_Written task:_ Your task is to repeat the entries exactly. Leave the pictures out.

_Material provided:_
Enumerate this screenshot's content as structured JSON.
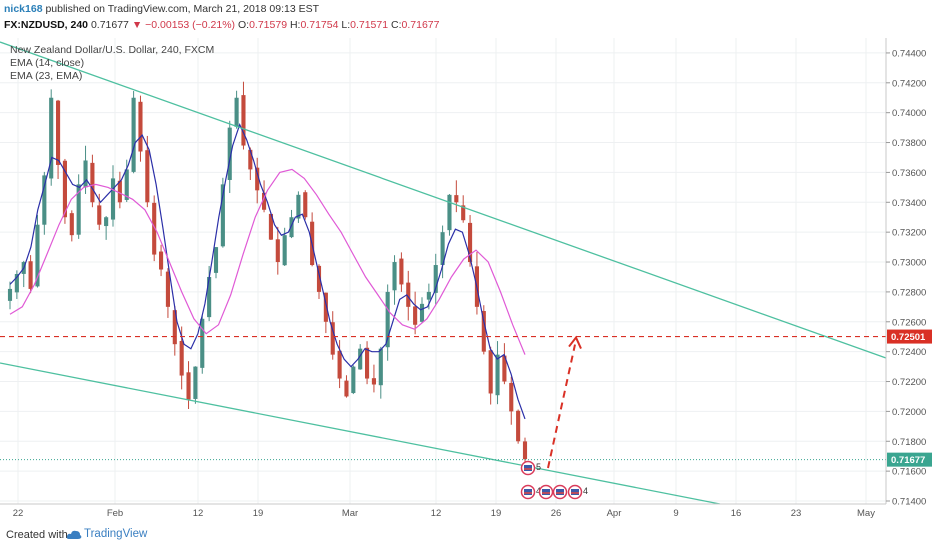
{
  "header": {
    "author": "nick168",
    "published": " published on TradingView.com, March 21, 2018 09:13 EST",
    "symbol": "FX:NZDUSD, 240",
    "last": "0.71677",
    "change_arrow": "▼",
    "change": "−0.00153 (−0.21%)",
    "o_label": "O:",
    "o": "0.71579",
    "h_label": "H:",
    "h": "0.71754",
    "l_label": "L:",
    "l": "0.71571",
    "c_label": "C:",
    "c": "0.71677"
  },
  "legend": {
    "title": "New Zealand Dollar/U.S. Dollar, 240, FXCM",
    "ema1": "EMA (14, close)",
    "ema2": "EMA (23, EMA)"
  },
  "footer": {
    "created": "Created with",
    "brand": "TradingView"
  },
  "colors": {
    "up": "#4a8f86",
    "down": "#c44a3c",
    "ema14": "#2b2fa8",
    "ema23": "#e05ad6",
    "trendline": "#4ec0a0",
    "resistance": "#d93025",
    "current": "#3aa590"
  },
  "chart_data": {
    "type": "candlestick",
    "title": "New Zealand Dollar/U.S. Dollar, 240, FXCM",
    "symbol": "FX:NZDUSD",
    "interval": "240",
    "x_tick_labels": [
      "22",
      "Feb",
      "12",
      "19",
      "Mar",
      "12",
      "19",
      "26",
      "Apr",
      "9",
      "16",
      "23",
      "May"
    ],
    "y_tick_labels": [
      "0.71400",
      "0.71600",
      "0.71800",
      "0.72000",
      "0.72200",
      "0.72400",
      "0.72600",
      "0.72800",
      "0.73000",
      "0.73200",
      "0.73400",
      "0.73600",
      "0.73800",
      "0.74000",
      "0.74200",
      "0.74400"
    ],
    "ylim": [
      0.7138,
      0.745
    ],
    "price_labels": {
      "resistance": "0.72501",
      "last": "0.71677"
    },
    "ohlc_last": {
      "open": 0.71579,
      "high": 0.71754,
      "low": 0.71571,
      "close": 0.71677
    },
    "closes_approx": [
      0.7282,
      0.7292,
      0.73,
      0.7282,
      0.7325,
      0.7358,
      0.741,
      0.7365,
      0.733,
      0.7318,
      0.7352,
      0.7368,
      0.734,
      0.7325,
      0.733,
      0.7356,
      0.734,
      0.7362,
      0.741,
      0.7374,
      0.734,
      0.7305,
      0.7295,
      0.727,
      0.7245,
      0.7224,
      0.7208,
      0.723,
      0.7262,
      0.729,
      0.731,
      0.7352,
      0.739,
      0.741,
      0.7378,
      0.7362,
      0.7348,
      0.7335,
      0.7315,
      0.73,
      0.7318,
      0.733,
      0.7345,
      0.733,
      0.7298,
      0.728,
      0.726,
      0.7238,
      0.7222,
      0.721,
      0.723,
      0.7242,
      0.7222,
      0.7218,
      0.7242,
      0.728,
      0.73,
      0.7285,
      0.727,
      0.7258,
      0.7272,
      0.728,
      0.7298,
      0.732,
      0.7345,
      0.734,
      0.7328,
      0.73,
      0.727,
      0.724,
      0.7212,
      0.7238,
      0.722,
      0.72,
      0.718,
      0.7168
    ],
    "ema14_approx": [
      0.7285,
      0.729,
      0.7296,
      0.731,
      0.7335,
      0.7352,
      0.737,
      0.7368,
      0.736,
      0.7352,
      0.735,
      0.7355,
      0.7348,
      0.734,
      0.7345,
      0.735,
      0.7355,
      0.7365,
      0.738,
      0.7385,
      0.7375,
      0.7352,
      0.7322,
      0.729,
      0.726,
      0.7245,
      0.7242,
      0.7252,
      0.7272,
      0.73,
      0.733,
      0.7355,
      0.7378,
      0.7392,
      0.7382,
      0.7368,
      0.7352,
      0.734,
      0.7325,
      0.7318,
      0.732,
      0.733,
      0.7332,
      0.732,
      0.73,
      0.728,
      0.726,
      0.7245,
      0.7235,
      0.723,
      0.7235,
      0.7242,
      0.724,
      0.724,
      0.7245,
      0.726,
      0.7275,
      0.7278,
      0.7272,
      0.7268,
      0.727,
      0.728,
      0.7295,
      0.7312,
      0.7322,
      0.732,
      0.7305,
      0.7285,
      0.7262,
      0.7242,
      0.7235,
      0.7238,
      0.7225,
      0.7208,
      0.7195
    ],
    "ema23_approx": [
      0.7265,
      0.727,
      0.7285,
      0.7305,
      0.7325,
      0.7342,
      0.735,
      0.7352,
      0.735,
      0.7346,
      0.7342,
      0.7335,
      0.732,
      0.73,
      0.728,
      0.7262,
      0.7252,
      0.7258,
      0.7278,
      0.7305,
      0.733,
      0.7348,
      0.736,
      0.7362,
      0.7356,
      0.7345,
      0.7332,
      0.732,
      0.7305,
      0.729,
      0.7278,
      0.7266,
      0.7258,
      0.7255,
      0.7262,
      0.7275,
      0.729,
      0.7302,
      0.7308,
      0.73,
      0.728,
      0.7258,
      0.7238
    ],
    "annotations": {
      "upper_trendline": "descending channel top",
      "lower_trendline": "descending channel bottom",
      "resistance_level": 0.72501,
      "projection": "dashed up arrow toward 0.72501"
    },
    "event_badges": [
      "5",
      "4",
      "3",
      "3",
      "4"
    ]
  }
}
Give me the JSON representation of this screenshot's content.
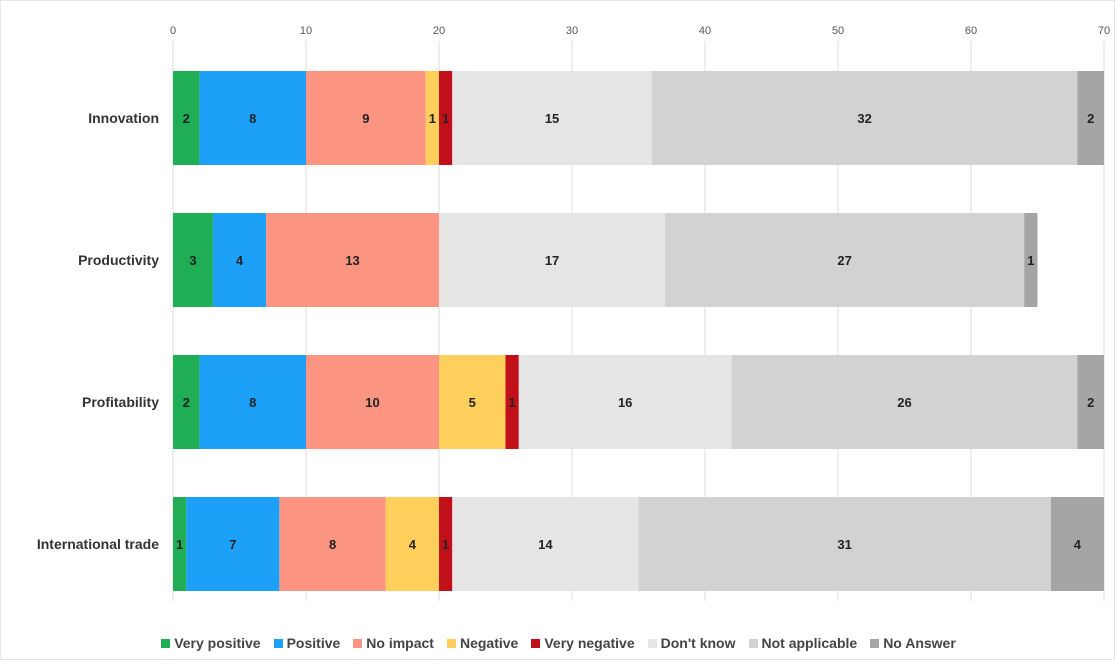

_Completed task:_
Enumerate this screenshot's content as structured JSON.
{
  "header": {
    "author": "nick168",
    "published": " published on TradingView.com, March 21, 2018 09:13 EST",
    "symbol": "FX:NZDUSD, 240",
    "last": "0.71677",
    "change_arrow": "▼",
    "change": "−0.00153 (−0.21%)",
    "o_label": "O:",
    "o": "0.71579",
    "h_label": "H:",
    "h": "0.71754",
    "l_label": "L:",
    "l": "0.71571",
    "c_label": "C:",
    "c": "0.71677"
  },
  "legend": {
    "title": "New Zealand Dollar/U.S. Dollar, 240, FXCM",
    "ema1": "EMA (14, close)",
    "ema2": "EMA (23, EMA)"
  },
  "footer": {
    "created": "Created with",
    "brand": "TradingView"
  },
  "colors": {
    "up": "#4a8f86",
    "down": "#c44a3c",
    "ema14": "#2b2fa8",
    "ema23": "#e05ad6",
    "trendline": "#4ec0a0",
    "resistance": "#d93025",
    "current": "#3aa590"
  },
  "chart_data": {
    "type": "candlestick",
    "title": "New Zealand Dollar/U.S. Dollar, 240, FXCM",
    "symbol": "FX:NZDUSD",
    "interval": "240",
    "x_tick_labels": [
      "22",
      "Feb",
      "12",
      "19",
      "Mar",
      "12",
      "19",
      "26",
      "Apr",
      "9",
      "16",
      "23",
      "May"
    ],
    "y_tick_labels": [
      "0.71400",
      "0.71600",
      "0.71800",
      "0.72000",
      "0.72200",
      "0.72400",
      "0.72600",
      "0.72800",
      "0.73000",
      "0.73200",
      "0.73400",
      "0.73600",
      "0.73800",
      "0.74000",
      "0.74200",
      "0.74400"
    ],
    "ylim": [
      0.7138,
      0.745
    ],
    "price_labels": {
      "resistance": "0.72501",
      "last": "0.71677"
    },
    "ohlc_last": {
      "open": 0.71579,
      "high": 0.71754,
      "low": 0.71571,
      "close": 0.71677
    },
    "closes_approx": [
      0.7282,
      0.7292,
      0.73,
      0.7282,
      0.7325,
      0.7358,
      0.741,
      0.7365,
      0.733,
      0.7318,
      0.7352,
      0.7368,
      0.734,
      0.7325,
      0.733,
      0.7356,
      0.734,
      0.7362,
      0.741,
      0.7374,
      0.734,
      0.7305,
      0.7295,
      0.727,
      0.7245,
      0.7224,
      0.7208,
      0.723,
      0.7262,
      0.729,
      0.731,
      0.7352,
      0.739,
      0.741,
      0.7378,
      0.7362,
      0.7348,
      0.7335,
      0.7315,
      0.73,
      0.7318,
      0.733,
      0.7345,
      0.733,
      0.7298,
      0.728,
      0.726,
      0.7238,
      0.7222,
      0.721,
      0.723,
      0.7242,
      0.7222,
      0.7218,
      0.7242,
      0.728,
      0.73,
      0.7285,
      0.727,
      0.7258,
      0.7272,
      0.728,
      0.7298,
      0.732,
      0.7345,
      0.734,
      0.7328,
      0.73,
      0.727,
      0.724,
      0.7212,
      0.7238,
      0.722,
      0.72,
      0.718,
      0.7168
    ],
    "ema14_approx": [
      0.7285,
      0.729,
      0.7296,
      0.731,
      0.7335,
      0.7352,
      0.737,
      0.7368,
      0.736,
      0.7352,
      0.735,
      0.7355,
      0.7348,
      0.734,
      0.7345,
      0.735,
      0.7355,
      0.7365,
      0.738,
      0.7385,
      0.7375,
      0.7352,
      0.7322,
      0.729,
      0.726,
      0.7245,
      0.7242,
      0.7252,
      0.7272,
      0.73,
      0.733,
      0.7355,
      0.7378,
      0.7392,
      0.7382,
      0.7368,
      0.7352,
      0.734,
      0.7325,
      0.7318,
      0.732,
      0.733,
      0.7332,
      0.732,
      0.73,
      0.728,
      0.726,
      0.7245,
      0.7235,
      0.723,
      0.7235,
      0.7242,
      0.724,
      0.724,
      0.7245,
      0.726,
      0.7275,
      0.7278,
      0.7272,
      0.7268,
      0.727,
      0.728,
      0.7295,
      0.7312,
      0.7322,
      0.732,
      0.7305,
      0.7285,
      0.7262,
      0.7242,
      0.7235,
      0.7238,
      0.7225,
      0.7208,
      0.7195
    ],
    "ema23_approx": [
      0.7265,
      0.727,
      0.7285,
      0.7305,
      0.7325,
      0.7342,
      0.735,
      0.7352,
      0.735,
      0.7346,
      0.7342,
      0.7335,
      0.732,
      0.73,
      0.728,
      0.7262,
      0.7252,
      0.7258,
      0.7278,
      0.7305,
      0.733,
      0.7348,
      0.736,
      0.7362,
      0.7356,
      0.7345,
      0.7332,
      0.732,
      0.7305,
      0.729,
      0.7278,
      0.7266,
      0.7258,
      0.7255,
      0.7262,
      0.7275,
      0.729,
      0.7302,
      0.7308,
      0.73,
      0.728,
      0.7258,
      0.7238
    ],
    "annotations": {
      "upper_trendline": "descending channel top",
      "lower_trendline": "descending channel bottom",
      "resistance_level": 0.72501,
      "projection": "dashed up arrow toward 0.72501"
    },
    "event_badges": [
      "5",
      "4",
      "3",
      "3",
      "4"
    ]
  }
}
Give me the JSON representation of this screenshot's content.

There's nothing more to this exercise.